Exercise task → Repeat the listing in full, word for word.

-------- Entries provided

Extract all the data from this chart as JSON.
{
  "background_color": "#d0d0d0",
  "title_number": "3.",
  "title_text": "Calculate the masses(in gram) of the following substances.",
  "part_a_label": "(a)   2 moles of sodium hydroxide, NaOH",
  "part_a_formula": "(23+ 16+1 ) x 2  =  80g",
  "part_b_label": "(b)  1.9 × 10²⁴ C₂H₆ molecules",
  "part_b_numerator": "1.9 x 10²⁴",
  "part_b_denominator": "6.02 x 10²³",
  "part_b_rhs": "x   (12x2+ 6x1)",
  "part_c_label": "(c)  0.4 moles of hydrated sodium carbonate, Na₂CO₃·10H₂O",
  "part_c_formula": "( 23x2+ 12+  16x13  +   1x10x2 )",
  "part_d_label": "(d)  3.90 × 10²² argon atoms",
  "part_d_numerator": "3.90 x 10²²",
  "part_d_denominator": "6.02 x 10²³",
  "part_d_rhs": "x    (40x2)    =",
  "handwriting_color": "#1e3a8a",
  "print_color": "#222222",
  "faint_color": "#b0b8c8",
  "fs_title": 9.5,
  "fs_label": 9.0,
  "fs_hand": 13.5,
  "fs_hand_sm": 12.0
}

----------------

Answer to the task →
Extract all the data from this chart as JSON.
{
  "background_color": "#d0d0d0",
  "title_number": "3.",
  "title_text": "Calculate the masses(in gram) of the following substances.",
  "part_a_label": "(a)   2 moles of sodium hydroxide, NaOH",
  "part_a_formula": "(23+ 16+1 ) x 2  =  80g",
  "part_b_label": "(b)  1.9 × 10²⁴ C₂H₆ molecules",
  "part_b_numerator": "1.9 x 10²⁴",
  "part_b_denominator": "6.02 x 10²³",
  "part_b_rhs": "x   (12x2+ 6x1)",
  "part_c_label": "(c)  0.4 moles of hydrated sodium carbonate, Na₂CO₃·10H₂O",
  "part_c_formula": "( 23x2+ 12+  16x13  +   1x10x2 )",
  "part_d_label": "(d)  3.90 × 10²² argon atoms",
  "part_d_numerator": "3.90 x 10²²",
  "part_d_denominator": "6.02 x 10²³",
  "part_d_rhs": "x    (40x2)    =",
  "handwriting_color": "#1e3a8a",
  "print_color": "#222222",
  "faint_color": "#b0b8c8",
  "fs_title": 9.5,
  "fs_label": 9.0,
  "fs_hand": 13.5,
  "fs_hand_sm": 12.0
}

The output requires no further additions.